■ Brief
Pictures do not belong in the copy. Return all of the entries exactly.
Begin The data
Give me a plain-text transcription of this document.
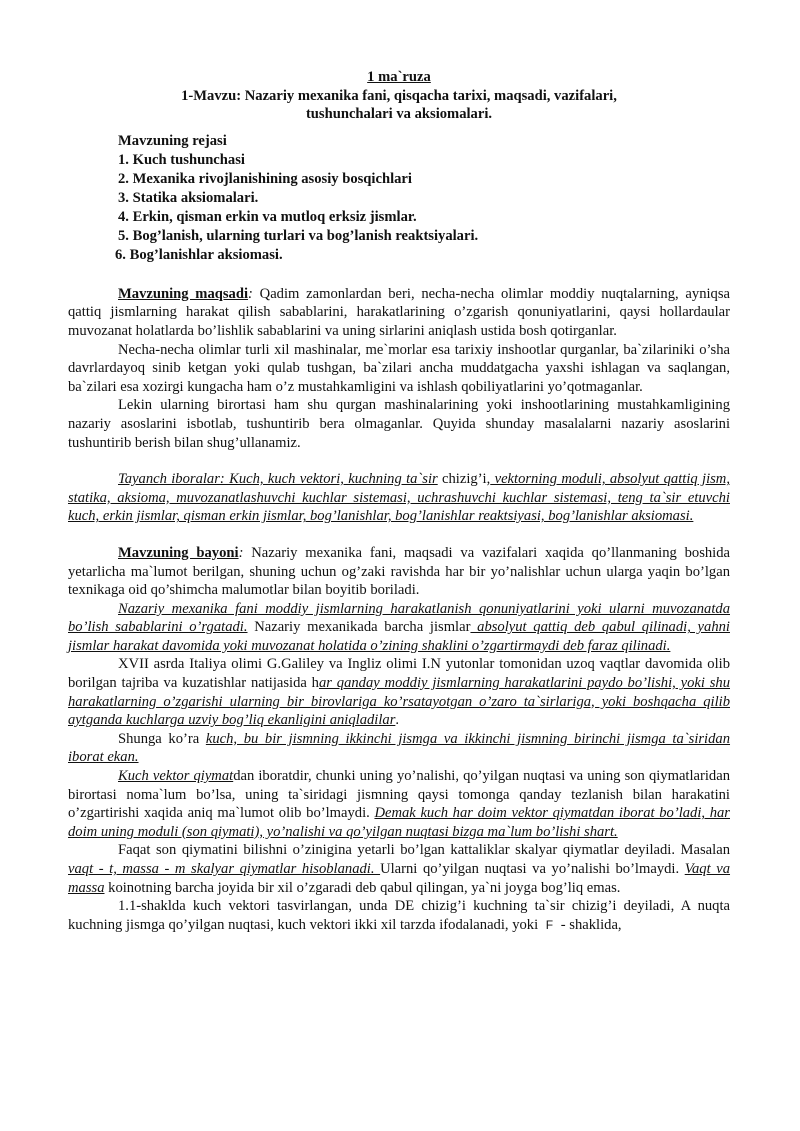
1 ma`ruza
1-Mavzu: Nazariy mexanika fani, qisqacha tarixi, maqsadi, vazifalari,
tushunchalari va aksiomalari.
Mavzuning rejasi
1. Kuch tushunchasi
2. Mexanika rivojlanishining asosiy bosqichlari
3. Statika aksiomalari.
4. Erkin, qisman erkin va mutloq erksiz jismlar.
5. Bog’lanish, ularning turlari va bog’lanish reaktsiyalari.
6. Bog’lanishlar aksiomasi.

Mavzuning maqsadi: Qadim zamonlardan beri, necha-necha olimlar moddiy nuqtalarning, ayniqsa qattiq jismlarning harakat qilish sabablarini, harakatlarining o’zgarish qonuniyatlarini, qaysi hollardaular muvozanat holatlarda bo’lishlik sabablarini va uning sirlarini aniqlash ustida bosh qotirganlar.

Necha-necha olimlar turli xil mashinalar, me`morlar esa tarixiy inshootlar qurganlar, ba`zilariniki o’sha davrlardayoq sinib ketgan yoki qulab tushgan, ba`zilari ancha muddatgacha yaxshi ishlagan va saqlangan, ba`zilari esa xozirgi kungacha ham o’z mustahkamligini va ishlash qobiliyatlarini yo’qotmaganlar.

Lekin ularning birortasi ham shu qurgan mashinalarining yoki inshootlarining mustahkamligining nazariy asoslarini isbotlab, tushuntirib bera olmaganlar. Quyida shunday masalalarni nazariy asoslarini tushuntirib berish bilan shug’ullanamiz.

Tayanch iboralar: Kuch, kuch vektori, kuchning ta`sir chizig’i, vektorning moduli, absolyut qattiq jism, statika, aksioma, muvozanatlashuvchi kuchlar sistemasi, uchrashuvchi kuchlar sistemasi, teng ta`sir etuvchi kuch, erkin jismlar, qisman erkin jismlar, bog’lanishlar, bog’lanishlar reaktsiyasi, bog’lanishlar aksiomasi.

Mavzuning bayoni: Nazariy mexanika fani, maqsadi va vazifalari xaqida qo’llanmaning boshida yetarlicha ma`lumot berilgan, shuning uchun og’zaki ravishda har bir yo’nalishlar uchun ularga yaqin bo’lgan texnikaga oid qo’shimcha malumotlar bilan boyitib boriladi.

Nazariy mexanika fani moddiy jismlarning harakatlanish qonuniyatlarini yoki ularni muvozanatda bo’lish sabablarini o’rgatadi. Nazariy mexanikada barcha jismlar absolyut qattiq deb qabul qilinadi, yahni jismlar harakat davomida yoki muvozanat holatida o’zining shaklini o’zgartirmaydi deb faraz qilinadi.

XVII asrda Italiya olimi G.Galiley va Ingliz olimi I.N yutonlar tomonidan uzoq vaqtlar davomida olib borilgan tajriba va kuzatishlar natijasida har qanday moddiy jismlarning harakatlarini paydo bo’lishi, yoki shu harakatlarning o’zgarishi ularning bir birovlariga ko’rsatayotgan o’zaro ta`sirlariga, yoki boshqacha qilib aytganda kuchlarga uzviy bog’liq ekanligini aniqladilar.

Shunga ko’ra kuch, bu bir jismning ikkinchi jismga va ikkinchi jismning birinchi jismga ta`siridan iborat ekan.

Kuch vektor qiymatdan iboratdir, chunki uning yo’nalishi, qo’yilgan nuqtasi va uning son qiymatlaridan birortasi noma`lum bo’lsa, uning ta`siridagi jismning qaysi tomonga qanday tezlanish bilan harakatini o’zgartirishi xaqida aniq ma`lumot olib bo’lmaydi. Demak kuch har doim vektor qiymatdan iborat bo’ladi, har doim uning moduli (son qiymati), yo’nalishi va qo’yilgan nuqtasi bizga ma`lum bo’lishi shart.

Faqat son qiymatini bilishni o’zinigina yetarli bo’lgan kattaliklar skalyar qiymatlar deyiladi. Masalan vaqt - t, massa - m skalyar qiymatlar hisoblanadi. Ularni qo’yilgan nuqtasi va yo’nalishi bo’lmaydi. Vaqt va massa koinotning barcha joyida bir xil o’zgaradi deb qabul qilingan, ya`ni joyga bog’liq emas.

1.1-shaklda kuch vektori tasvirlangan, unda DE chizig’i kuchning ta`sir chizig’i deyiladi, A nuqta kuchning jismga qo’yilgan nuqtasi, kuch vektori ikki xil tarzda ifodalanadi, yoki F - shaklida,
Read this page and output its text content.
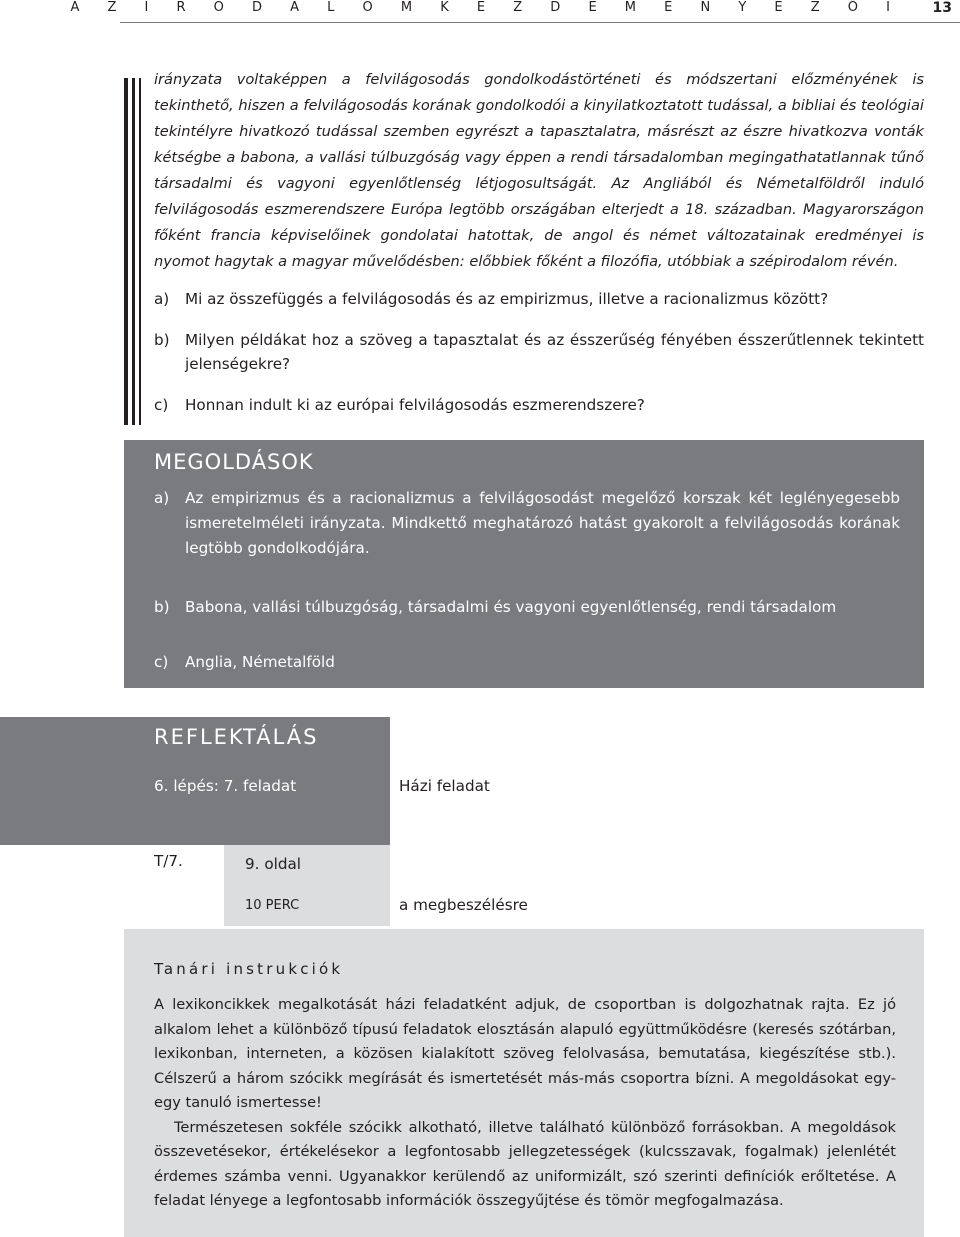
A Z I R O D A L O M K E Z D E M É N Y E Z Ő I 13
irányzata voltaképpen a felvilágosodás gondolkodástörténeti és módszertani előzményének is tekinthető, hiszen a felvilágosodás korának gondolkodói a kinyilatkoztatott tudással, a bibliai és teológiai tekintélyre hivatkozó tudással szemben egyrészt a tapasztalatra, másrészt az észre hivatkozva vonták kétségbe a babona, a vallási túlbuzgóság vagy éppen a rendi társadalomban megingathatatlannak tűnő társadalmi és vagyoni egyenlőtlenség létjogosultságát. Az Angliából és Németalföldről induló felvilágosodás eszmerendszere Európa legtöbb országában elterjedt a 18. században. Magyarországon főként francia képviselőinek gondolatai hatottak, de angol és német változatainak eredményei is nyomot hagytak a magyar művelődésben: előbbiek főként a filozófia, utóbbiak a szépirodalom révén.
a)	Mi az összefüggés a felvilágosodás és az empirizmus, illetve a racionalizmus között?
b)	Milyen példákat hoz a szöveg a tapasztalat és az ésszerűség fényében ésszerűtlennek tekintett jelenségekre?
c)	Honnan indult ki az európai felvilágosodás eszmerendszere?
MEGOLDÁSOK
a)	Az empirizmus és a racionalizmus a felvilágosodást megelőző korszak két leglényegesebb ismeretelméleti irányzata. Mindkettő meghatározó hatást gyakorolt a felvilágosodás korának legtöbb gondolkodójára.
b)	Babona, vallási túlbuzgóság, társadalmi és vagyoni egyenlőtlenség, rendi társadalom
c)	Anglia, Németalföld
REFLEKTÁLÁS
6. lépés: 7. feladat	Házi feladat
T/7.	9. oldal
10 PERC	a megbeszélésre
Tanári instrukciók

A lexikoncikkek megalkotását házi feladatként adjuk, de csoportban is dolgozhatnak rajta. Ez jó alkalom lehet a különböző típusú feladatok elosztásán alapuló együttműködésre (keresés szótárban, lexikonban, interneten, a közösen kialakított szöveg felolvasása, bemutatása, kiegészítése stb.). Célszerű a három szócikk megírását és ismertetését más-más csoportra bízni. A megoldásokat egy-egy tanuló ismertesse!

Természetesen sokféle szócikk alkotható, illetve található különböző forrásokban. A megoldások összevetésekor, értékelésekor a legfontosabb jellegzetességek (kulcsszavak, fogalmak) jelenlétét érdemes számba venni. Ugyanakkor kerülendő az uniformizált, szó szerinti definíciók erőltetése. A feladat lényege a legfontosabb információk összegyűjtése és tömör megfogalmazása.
End The data
■ Finished answer
Give me a plain-text transcription of this document.
1 ma`ruza
1-Mavzu: Nazariy mexanika fani, qisqacha tarixi, maqsadi, vazifalari,
tushunchalari va aksiomalari.
Mavzuning rejasi
1. Kuch tushunchasi
2. Mexanika rivojlanishining asosiy bosqichlari
3. Statika aksiomalari.
4. Erkin, qisman erkin va mutloq erksiz jismlar.
5. Bog’lanish, ularning turlari va bog’lanish reaktsiyalari.
6. Bog’lanishlar aksiomasi.

Mavzuning maqsadi: Qadim zamonlardan beri, necha-necha olimlar moddiy nuqtalarning, ayniqsa qattiq jismlarning harakat qilish sabablarini, harakatlarining o’zgarish qonuniyatlarini, qaysi hollardaular muvozanat holatlarda bo’lishlik sabablarini va uning sirlarini aniqlash ustida bosh qotirganlar.

Necha-necha olimlar turli xil mashinalar, me`morlar esa tarixiy inshootlar qurganlar, ba`zilariniki o’sha davrlardayoq sinib ketgan yoki qulab tushgan, ba`zilari ancha muddatgacha yaxshi ishlagan va saqlangan, ba`zilari esa xozirgi kungacha ham o’z mustahkamligini va ishlash qobiliyatlarini yo’qotmaganlar.

Lekin ularning birortasi ham shu qurgan mashinalarining yoki inshootlarining mustahkamligining nazariy asoslarini isbotlab, tushuntirib bera olmaganlar. Quyida shunday masalalarni nazariy asoslarini tushuntirib berish bilan shug’ullanamiz.

Tayanch iboralar: Kuch, kuch vektori, kuchning ta`sir chizig’i, vektorning moduli, absolyut qattiq jism, statika, aksioma, muvozanatlashuvchi kuchlar sistemasi, uchrashuvchi kuchlar sistemasi, teng ta`sir etuvchi kuch, erkin jismlar, qisman erkin jismlar, bog’lanishlar, bog’lanishlar reaktsiyasi, bog’lanishlar aksiomasi.

Mavzuning bayoni: Nazariy mexanika fani, maqsadi va vazifalari xaqida qo’llanmaning boshida yetarlicha ma`lumot berilgan, shuning uchun og’zaki ravishda har bir yo’nalishlar uchun ularga yaqin bo’lgan texnikaga oid qo’shimcha malumotlar bilan boyitib boriladi.

Nazariy mexanika fani moddiy jismlarning harakatlanish qonuniyatlarini yoki ularni muvozanatda bo’lish sabablarini o’rgatadi. Nazariy mexanikada barcha jismlar absolyut qattiq deb qabul qilinadi, yahni jismlar harakat davomida yoki muvozanat holatida o’zining shaklini o’zgartirmaydi deb faraz qilinadi.

XVII asrda Italiya olimi G.Galiley va Ingliz olimi I.N yutonlar tomonidan uzoq vaqtlar davomida olib borilgan tajriba va kuzatishlar natijasida har qanday moddiy jismlarning harakatlarini paydo bo’lishi, yoki shu harakatlarning o’zgarishi ularning bir birovlariga ko’rsatayotgan o’zaro ta`sirlariga, yoki boshqacha qilib aytganda kuchlarga uzviy bog’liq ekanligini aniqladilar.

Shunga ko’ra kuch, bu bir jismning ikkinchi jismga va ikkinchi jismning birinchi jismga ta`siridan iborat ekan.

Kuch vektor qiymatdan iboratdir, chunki uning yo’nalishi, qo’yilgan nuqtasi va uning son qiymatlaridan birortasi noma`lum bo’lsa, uning ta`siridagi jismning qaysi tomonga qanday tezlanish bilan harakatini o’zgartirishi xaqida aniq ma`lumot olib bo’lmaydi. Demak kuch har doim vektor qiymatdan iborat bo’ladi, har doim uning moduli (son qiymati), yo’nalishi va qo’yilgan nuqtasi bizga ma`lum bo’lishi shart.

Faqat son qiymatini bilishni o’zinigina yetarli bo’lgan kattaliklar skalyar qiymatlar deyiladi. Masalan vaqt - t, massa - m skalyar qiymatlar hisoblanadi. Ularni qo’yilgan nuqtasi va yo’nalishi bo’lmaydi. Vaqt va massa koinotning barcha joyida bir xil o’zgaradi deb qabul qilingan, ya`ni joyga bog’liq emas.

1.1-shaklda kuch vektori tasvirlangan, unda DE chizig’i kuchning ta`sir chizig’i deyiladi, A nuqta kuchning jismga qo’yilgan nuqtasi, kuch vektori ikki xil tarzda ifodalanadi, yoki F - shaklida,
Read this page and output its text content.
A Z I R O D A L O M K E Z D E M É N Y E Z Ő I 13
irányzata voltaképpen a felvilágosodás gondolkodástörténeti és módszertani előzményének is tekinthető, hiszen a felvilágosodás korának gondolkodói a kinyilatkoztatott tudással, a bibliai és teológiai tekintélyre hivatkozó tudással szemben egyrészt a tapasztalatra, másrészt az észre hivatkozva vonták kétségbe a babona, a vallási túlbuzgóság vagy éppen a rendi társadalomban megingathatatlannak tűnő társadalmi és vagyoni egyenlőtlenség létjogosultságát. Az Angliából és Németalföldről induló felvilágosodás eszmerendszere Európa legtöbb országában elterjedt a 18. században. Magyarországon főként francia képviselőinek gondolatai hatottak, de angol és német változatainak eredményei is nyomot hagytak a magyar művelődésben: előbbiek főként a filozófia, utóbbiak a szépirodalom révén.
a)	Mi az összefüggés a felvilágosodás és az empirizmus, illetve a racionalizmus között?
b)	Milyen példákat hoz a szöveg a tapasztalat és az ésszerűség fényében ésszerűtlennek tekintett jelenségekre?
c)	Honnan indult ki az európai felvilágosodás eszmerendszere?
MEGOLDÁSOK
a)	Az empirizmus és a racionalizmus a felvilágosodást megelőző korszak két leglényegesebb ismeretelméleti irányzata. Mindkettő meghatározó hatást gyakorolt a felvilágosodás korának legtöbb gondolkodójára.
b)	Babona, vallási túlbuzgóság, társadalmi és vagyoni egyenlőtlenség, rendi társadalom
c)	Anglia, Németalföld
REFLEKTÁLÁS
6. lépés: 7. feladat	Házi feladat
T/7.	9. oldal
10 PERC	a megbeszélésre
Tanári instrukciók

A lexikoncikkek megalkotását házi feladatként adjuk, de csoportban is dolgozhatnak rajta. Ez jó alkalom lehet a különböző típusú feladatok elosztásán alapuló együttműködésre (keresés szótárban, lexikonban, interneten, a közösen kialakított szöveg felolvasása, bemutatása, kiegészítése stb.). Célszerű a három szócikk megírását és ismertetését más-más csoportra bízni. A megoldásokat egy-egy tanuló ismertesse!

Természetesen sokféle szócikk alkotható, illetve található különböző forrásokban. A megoldások összevetésekor, értékelésekor a legfontosabb jellegzetességek (kulcsszavak, fogalmak) jelenlétét érdemes számba venni. Ugyanakkor kerülendő az uniformizált, szó szerinti definíciók erőltetése. A feladat lényege a legfontosabb információk összegyűjtése és tömör megfogalmazása.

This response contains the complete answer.